Given task – Tally the lines containing "this" and report the number alone.

Stored entries –
+ + + + +
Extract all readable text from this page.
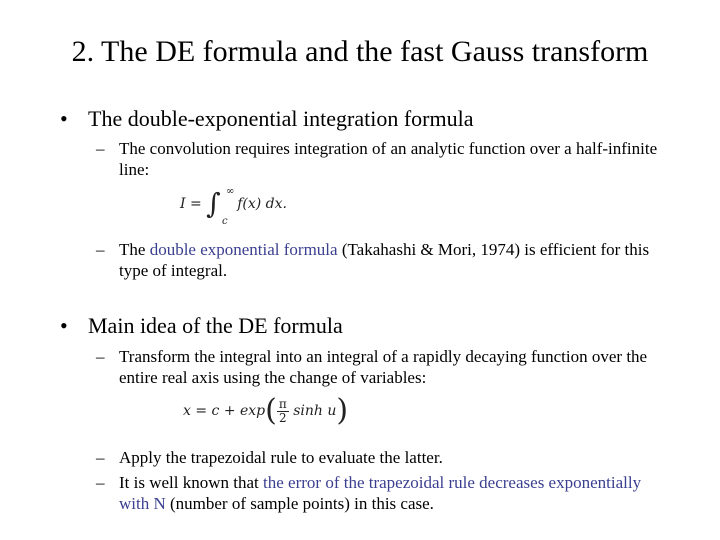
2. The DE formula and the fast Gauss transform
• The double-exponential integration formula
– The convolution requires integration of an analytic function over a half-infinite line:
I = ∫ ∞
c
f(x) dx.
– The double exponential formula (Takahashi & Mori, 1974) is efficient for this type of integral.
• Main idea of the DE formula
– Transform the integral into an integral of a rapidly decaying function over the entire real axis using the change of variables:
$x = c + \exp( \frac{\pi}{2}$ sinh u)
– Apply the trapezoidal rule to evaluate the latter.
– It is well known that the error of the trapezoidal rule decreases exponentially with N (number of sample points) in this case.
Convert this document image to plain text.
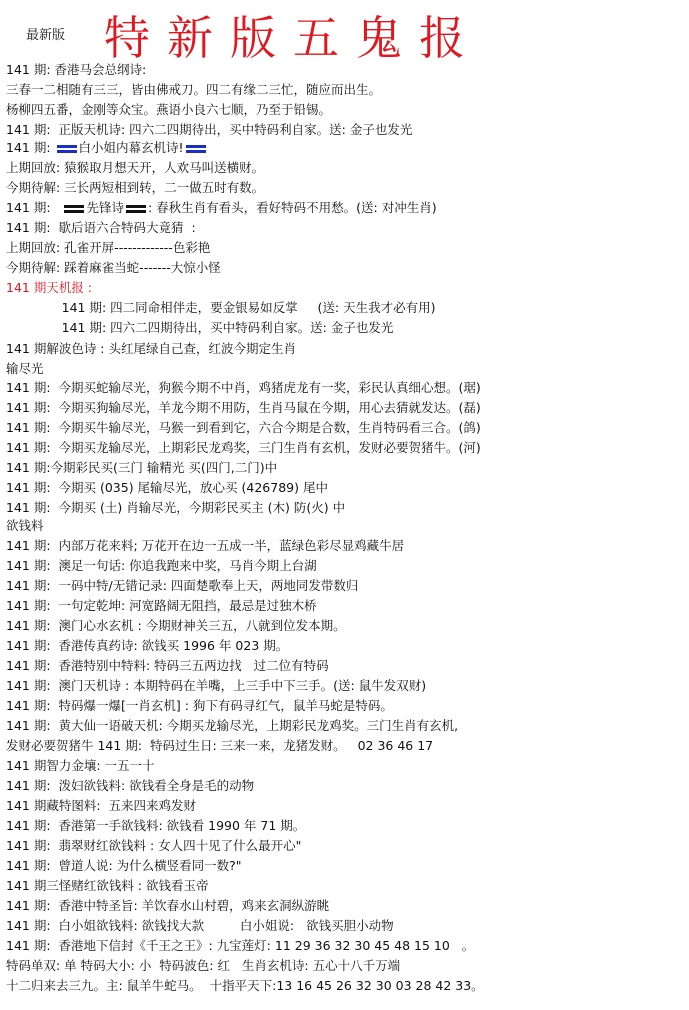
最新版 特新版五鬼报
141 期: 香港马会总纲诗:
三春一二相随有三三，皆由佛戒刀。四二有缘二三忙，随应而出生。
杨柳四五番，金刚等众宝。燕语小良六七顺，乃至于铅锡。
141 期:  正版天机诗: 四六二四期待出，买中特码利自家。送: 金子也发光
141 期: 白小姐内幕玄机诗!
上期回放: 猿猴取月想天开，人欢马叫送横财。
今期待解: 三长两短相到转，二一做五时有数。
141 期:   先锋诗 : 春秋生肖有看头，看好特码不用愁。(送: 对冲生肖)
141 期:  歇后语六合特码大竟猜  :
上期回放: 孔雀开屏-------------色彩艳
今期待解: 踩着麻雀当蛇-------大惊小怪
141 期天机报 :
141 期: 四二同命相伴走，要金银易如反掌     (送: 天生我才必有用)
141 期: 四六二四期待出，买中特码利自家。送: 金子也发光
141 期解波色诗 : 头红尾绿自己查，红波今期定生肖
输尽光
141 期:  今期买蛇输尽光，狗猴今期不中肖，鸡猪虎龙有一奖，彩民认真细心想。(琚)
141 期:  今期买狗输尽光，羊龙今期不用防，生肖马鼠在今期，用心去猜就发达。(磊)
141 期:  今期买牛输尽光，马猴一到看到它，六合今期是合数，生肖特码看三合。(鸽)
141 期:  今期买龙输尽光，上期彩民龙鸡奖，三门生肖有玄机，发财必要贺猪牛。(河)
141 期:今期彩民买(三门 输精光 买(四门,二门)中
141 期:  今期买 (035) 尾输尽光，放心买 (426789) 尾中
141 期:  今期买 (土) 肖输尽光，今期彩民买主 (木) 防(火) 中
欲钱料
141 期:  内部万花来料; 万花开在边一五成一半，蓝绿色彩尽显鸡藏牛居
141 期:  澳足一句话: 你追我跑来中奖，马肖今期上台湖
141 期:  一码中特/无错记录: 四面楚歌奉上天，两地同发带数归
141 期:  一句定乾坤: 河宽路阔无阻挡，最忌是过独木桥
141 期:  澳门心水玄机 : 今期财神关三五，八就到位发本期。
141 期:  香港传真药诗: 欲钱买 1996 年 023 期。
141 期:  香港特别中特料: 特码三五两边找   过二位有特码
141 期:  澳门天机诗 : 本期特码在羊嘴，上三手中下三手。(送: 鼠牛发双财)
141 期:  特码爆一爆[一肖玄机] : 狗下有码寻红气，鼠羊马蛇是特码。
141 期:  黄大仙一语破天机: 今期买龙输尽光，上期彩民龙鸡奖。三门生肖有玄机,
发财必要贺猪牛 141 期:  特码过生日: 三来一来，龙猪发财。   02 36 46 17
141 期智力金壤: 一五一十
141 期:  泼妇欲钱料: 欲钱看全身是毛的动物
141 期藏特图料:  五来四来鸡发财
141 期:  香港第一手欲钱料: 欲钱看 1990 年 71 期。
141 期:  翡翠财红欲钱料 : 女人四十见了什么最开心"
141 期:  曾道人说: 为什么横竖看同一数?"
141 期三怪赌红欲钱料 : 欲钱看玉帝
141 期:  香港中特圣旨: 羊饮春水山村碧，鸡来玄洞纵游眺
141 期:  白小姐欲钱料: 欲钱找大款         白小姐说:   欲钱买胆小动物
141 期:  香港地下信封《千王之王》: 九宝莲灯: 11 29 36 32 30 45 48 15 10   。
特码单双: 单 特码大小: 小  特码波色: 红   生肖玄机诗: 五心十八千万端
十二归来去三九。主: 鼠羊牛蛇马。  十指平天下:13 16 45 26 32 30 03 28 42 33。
+ + + + +
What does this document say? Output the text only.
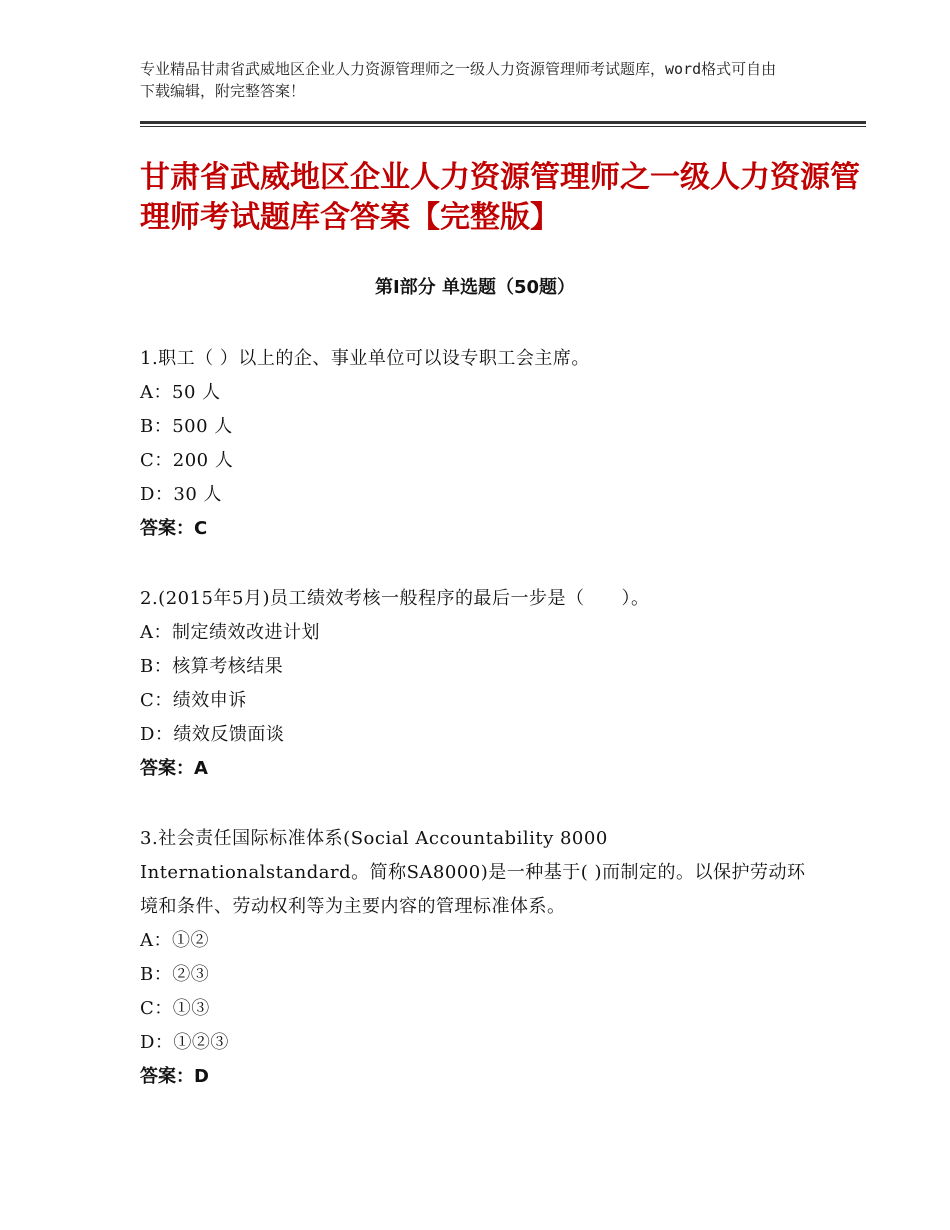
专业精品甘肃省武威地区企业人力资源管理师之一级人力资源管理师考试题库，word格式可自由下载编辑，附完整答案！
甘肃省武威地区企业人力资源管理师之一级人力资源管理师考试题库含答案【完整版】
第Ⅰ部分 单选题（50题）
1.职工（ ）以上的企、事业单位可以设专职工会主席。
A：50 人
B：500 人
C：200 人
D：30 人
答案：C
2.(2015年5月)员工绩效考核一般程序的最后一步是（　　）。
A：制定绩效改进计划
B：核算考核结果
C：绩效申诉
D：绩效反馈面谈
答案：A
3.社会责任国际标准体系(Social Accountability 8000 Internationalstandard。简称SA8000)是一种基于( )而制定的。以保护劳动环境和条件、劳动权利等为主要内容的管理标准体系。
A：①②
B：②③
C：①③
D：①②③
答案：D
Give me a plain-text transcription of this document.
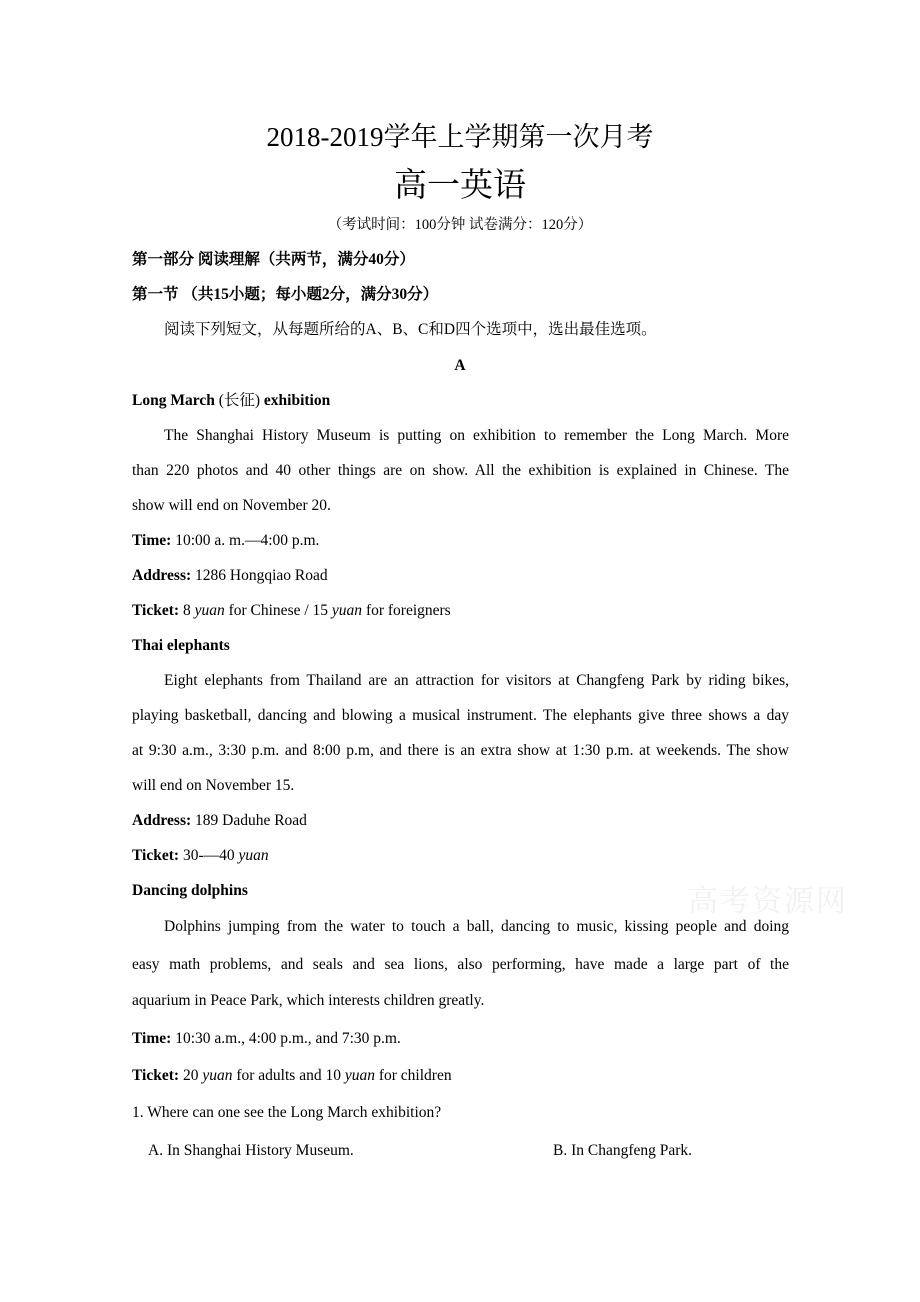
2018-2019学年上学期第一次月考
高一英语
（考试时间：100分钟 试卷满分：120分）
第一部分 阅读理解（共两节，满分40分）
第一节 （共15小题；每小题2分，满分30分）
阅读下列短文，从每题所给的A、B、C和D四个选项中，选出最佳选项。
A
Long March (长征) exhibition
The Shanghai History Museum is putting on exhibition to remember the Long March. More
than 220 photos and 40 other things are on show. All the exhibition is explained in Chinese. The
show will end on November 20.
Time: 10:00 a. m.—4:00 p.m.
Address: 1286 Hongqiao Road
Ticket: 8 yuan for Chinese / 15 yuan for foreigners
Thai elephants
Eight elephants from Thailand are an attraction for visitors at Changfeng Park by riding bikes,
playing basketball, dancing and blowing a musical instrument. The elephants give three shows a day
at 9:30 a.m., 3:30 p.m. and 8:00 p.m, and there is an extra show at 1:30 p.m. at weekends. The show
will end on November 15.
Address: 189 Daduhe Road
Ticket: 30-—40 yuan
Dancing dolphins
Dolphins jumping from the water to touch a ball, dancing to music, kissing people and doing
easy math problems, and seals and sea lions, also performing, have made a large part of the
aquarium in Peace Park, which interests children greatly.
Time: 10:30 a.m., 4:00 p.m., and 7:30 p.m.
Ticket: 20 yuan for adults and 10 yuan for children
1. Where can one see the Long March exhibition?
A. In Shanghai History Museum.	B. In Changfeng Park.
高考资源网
+ + + + +
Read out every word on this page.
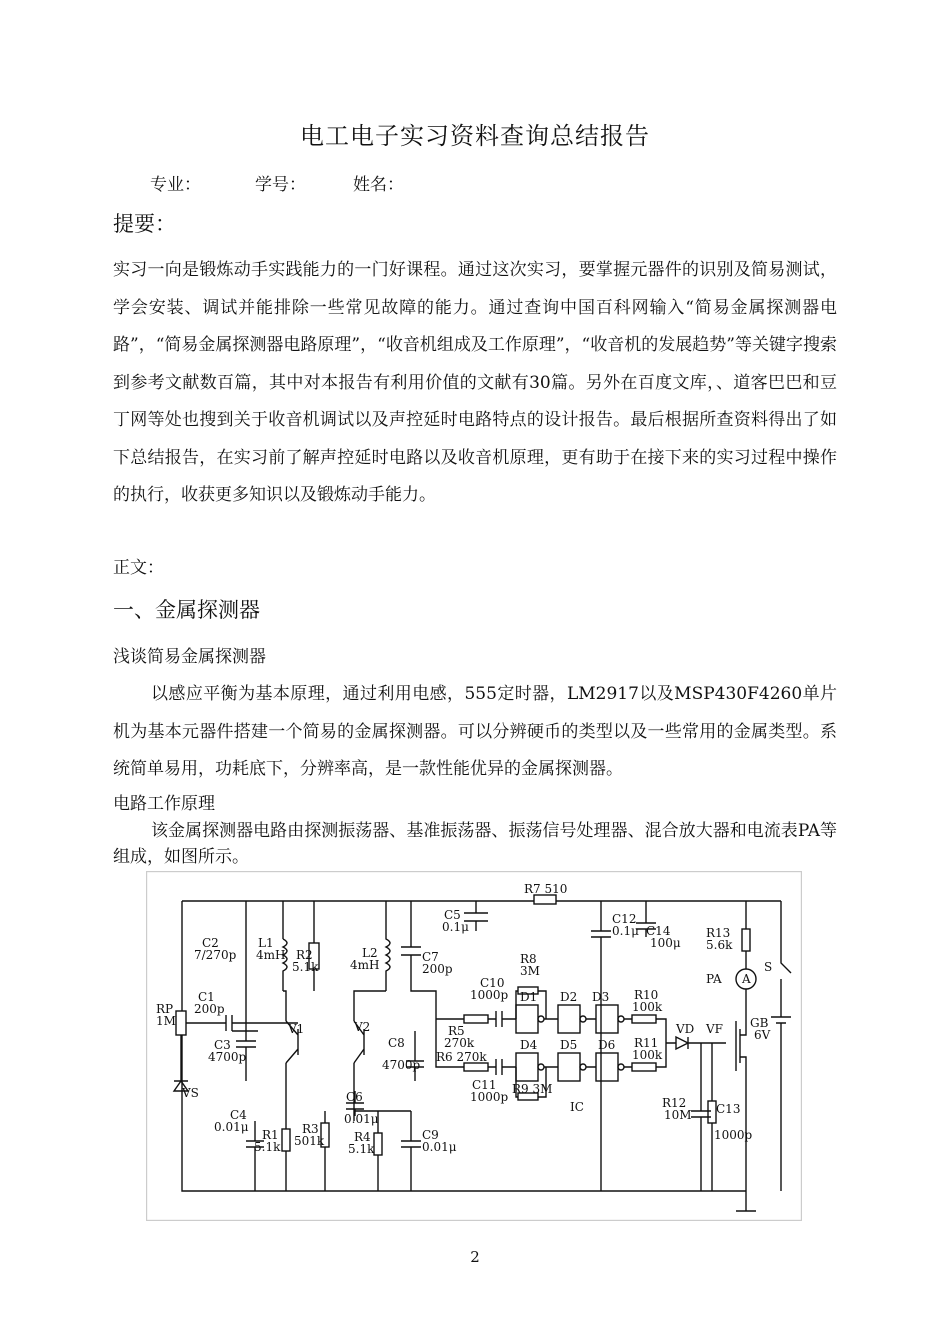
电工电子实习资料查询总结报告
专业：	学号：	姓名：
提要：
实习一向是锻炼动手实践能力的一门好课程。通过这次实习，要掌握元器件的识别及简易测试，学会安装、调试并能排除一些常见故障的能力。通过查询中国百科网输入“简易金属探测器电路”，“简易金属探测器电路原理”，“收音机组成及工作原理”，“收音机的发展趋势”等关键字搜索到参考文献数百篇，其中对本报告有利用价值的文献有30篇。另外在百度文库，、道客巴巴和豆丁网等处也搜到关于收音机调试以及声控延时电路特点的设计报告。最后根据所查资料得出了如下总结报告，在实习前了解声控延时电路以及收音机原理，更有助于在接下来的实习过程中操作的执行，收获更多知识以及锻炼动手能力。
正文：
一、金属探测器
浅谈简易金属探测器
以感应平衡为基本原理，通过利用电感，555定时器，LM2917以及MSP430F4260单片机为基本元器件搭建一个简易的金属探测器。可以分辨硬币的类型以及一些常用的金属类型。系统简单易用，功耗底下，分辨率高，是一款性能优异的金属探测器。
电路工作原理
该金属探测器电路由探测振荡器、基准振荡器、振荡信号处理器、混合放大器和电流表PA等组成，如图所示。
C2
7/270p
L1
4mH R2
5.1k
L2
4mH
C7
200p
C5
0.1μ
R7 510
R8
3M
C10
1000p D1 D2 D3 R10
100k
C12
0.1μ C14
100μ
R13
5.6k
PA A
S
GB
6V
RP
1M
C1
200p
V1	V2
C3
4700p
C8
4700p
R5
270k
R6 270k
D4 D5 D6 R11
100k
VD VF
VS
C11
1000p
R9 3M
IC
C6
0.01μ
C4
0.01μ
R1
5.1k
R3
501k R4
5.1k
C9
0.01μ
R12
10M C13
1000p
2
+ + + + +
Exercise answer – 7